TEXTO DEL EJERCICIO ::
Aunque el río está rodeado de los símbolos de la riqueza en Brasil —relucientes torres acristaladas de oficinas, altos edificios de departamentos y una escuela privada con la matrícula más alta del país— es conocido también por acoger a muchos de los que no tienen nada.

Por Christiana Sciaudone y Tatiana Pollastri

SAO PAULO (AP).— El río Pinheiros, que atraviesa el corazón de Sao Paulo, muestra su contaminación con un miasma que flota por las calles de la ciudad, asfixiando a ricos y a pobres por igual. Es una desagradable característica de la ciudad, que es la más rica de Brasil y el corazón financiero de Latinoamérica.

Los esfuerzos para limpiar el río han ganado impulso y el Gobierno estatal trabaja para cumplir una promesa con la que no han podido ejecutivos anteriores, al menos en las tres últimas décadas.

Aunque el río está rodeado de los símbolos de la riqueza en Brasil —relucientes torres acristaladas de oficinas, altos edificios de departamentos y una escuela privada con la matrícula más alta del país— es conocido también por acoger a muchos de los que no tienen nada. Unos 3.3 millones de personas viven en los 25 km (16 millas) de su cuenca, algunos en favelas y ciudades de tiendas de campaña para sintecho desde donde se vierten las aguas residuales.

“No tenemos dinero para vivir en otro sitio”, dijo Adriana María, una asistenta de 40 años que reside en la favela de Americanopolis. “Los políticos ni siquiera nos miran”.

La casa de María es una de las 43 mil estructuras que, según la empresa estatal de aguas y residuos Sabesp, se enganchó a un sistema de recolección de aguas residuales desde el inicio del proyecto hace menos de un año. El sistema llegará a otras 487 mil viviendas y edificios para 2022, eliminando todos los desechos del río.

PREGUNTAS ::
[a] Reproduce literalmente el pasaje del artículo sobre el río Pinheiros comprendido entre "Los esfuerzos para" y "las aguas residuales.".
[b] Redacta la continuación del artículo sobre la limpieza del río Pinheiros a partir de su última oración.

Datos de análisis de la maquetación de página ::
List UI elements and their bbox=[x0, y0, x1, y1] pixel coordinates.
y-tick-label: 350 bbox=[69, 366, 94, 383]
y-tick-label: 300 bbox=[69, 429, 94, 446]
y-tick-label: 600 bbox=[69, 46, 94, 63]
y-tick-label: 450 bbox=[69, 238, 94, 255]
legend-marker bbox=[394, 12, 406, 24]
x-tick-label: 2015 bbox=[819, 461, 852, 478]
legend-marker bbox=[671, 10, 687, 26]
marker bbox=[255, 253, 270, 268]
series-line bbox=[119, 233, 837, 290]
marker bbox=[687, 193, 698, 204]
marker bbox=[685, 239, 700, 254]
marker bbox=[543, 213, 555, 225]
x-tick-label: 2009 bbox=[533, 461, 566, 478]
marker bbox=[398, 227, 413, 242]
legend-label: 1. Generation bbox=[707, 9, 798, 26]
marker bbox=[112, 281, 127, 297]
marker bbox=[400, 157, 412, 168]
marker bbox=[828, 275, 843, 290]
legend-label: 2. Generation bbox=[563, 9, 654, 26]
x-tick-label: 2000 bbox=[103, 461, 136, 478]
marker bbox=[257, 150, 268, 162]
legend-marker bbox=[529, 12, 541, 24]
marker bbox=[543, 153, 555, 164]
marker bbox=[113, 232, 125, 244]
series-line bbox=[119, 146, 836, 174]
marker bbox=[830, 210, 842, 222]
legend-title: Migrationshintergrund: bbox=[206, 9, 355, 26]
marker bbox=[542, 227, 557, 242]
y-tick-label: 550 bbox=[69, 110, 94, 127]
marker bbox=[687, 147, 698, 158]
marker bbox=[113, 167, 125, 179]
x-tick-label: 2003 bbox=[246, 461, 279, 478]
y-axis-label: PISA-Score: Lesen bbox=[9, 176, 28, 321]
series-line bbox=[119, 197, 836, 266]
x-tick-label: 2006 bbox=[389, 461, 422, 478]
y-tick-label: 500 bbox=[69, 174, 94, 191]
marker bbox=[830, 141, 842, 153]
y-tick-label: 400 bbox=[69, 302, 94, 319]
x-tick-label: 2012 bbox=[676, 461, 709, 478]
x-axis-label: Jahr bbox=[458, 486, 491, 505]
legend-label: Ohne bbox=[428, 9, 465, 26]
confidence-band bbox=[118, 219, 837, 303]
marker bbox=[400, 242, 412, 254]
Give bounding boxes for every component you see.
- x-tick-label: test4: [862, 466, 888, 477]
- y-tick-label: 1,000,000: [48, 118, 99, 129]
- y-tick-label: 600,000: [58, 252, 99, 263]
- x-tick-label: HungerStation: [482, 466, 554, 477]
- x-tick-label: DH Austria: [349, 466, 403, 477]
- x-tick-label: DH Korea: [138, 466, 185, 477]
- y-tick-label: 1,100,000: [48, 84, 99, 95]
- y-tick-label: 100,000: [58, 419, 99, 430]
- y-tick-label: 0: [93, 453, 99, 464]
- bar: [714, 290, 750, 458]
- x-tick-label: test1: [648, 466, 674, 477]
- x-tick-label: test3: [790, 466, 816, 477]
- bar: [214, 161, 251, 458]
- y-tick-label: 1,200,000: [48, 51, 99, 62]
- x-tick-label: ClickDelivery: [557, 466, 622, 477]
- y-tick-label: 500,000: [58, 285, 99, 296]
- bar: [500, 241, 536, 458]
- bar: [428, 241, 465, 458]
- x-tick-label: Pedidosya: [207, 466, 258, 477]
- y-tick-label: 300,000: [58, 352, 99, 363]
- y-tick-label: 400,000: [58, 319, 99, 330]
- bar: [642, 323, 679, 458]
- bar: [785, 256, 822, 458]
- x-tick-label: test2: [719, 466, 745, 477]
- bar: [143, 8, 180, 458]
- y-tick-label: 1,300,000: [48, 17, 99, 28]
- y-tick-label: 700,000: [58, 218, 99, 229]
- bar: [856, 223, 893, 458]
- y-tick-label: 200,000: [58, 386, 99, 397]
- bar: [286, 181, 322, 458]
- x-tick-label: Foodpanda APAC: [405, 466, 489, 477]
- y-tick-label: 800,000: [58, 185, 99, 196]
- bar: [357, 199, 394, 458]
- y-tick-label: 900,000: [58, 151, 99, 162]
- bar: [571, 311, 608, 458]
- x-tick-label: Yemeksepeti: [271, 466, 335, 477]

RESPUESTAS POR TAREA ::
[a]
Los esfuerzos para limpiar el río han ganado impulso y el Gobierno estatal trabaja para cumplir una promesa con la que no han podido ejecutivos anteriores, al menos en las tres últimas décadas.

Aunque el río está rodeado de los símbolos de la riqueza en Brasil —relucientes torres acristaladas de oficinas, altos edificios de departamentos y una escuela privada con la matrícula más alta del país— es conocido también por acoger a muchos de los que no tienen nada. Unos 3.3 millones de personas viven en los 25 km (16 millas) de su cuenca, algunos en favelas y ciudades de tiendas de campaña para sintecho desde donde se vierten las aguas residuales.

[b]
Aunque el plazo es bastante optimista, la necesidad es real. En Sao Paulo, alrededor del 25 por ciento de la población —más de 2.5 millones de personas— carecen de acceso al tratamiento de residuos, apuntó Edison Carlos, presidente de Trata Brasil, una organización que promueve el agua potable y el alcantarillado.

“Hay menos agua que residuos”, señaló Carlos acerca del río Pinheiros.

Las obras en marcha suponen también la retirada de basura, ya que cada mes se arrojan a sus aguas 100 mil toneladas, apuntó Marcos Penido, Secretario estatal de Infraestructura y Medio Ambiente. La basura se acumula a lo largo de la orilla y en pequeños islotes que se forman en la temporada seca por todo su lecho, generando montañas de botellas de plástico, espuma de poliestireno y ropa vieja.

Los últimos contratos del proyecto se firmaron en julio, agregó Penido.

En 1992, Sabesp inició un proyecto que buscaba descontaminar los mil 150 kilómetros (715 millas) del río Tieté, del cual Pinheiros es su afluente más contaminado, y que sigue en marcha. Y en 2001, el entonces Gobernador Geraldo Alckmin anunció otro plan para limpiar el río, aunque no abordaba el problema de las aguas residuales.

El nuevo plan podría tener éxito para 2022, pero no supondrá una transformación brillante, apuntó Carlos, de Trata Brasil.

“El proyecto es mejorar la calidad del río, no hacerlo transparente, con peces y donde la gente pueda bañarse”, afirmó. “Esperamos eliminar el olor, que es especialmente fuerte en los días de calor, y los mosquitos, y la vuelta de algunos peces”.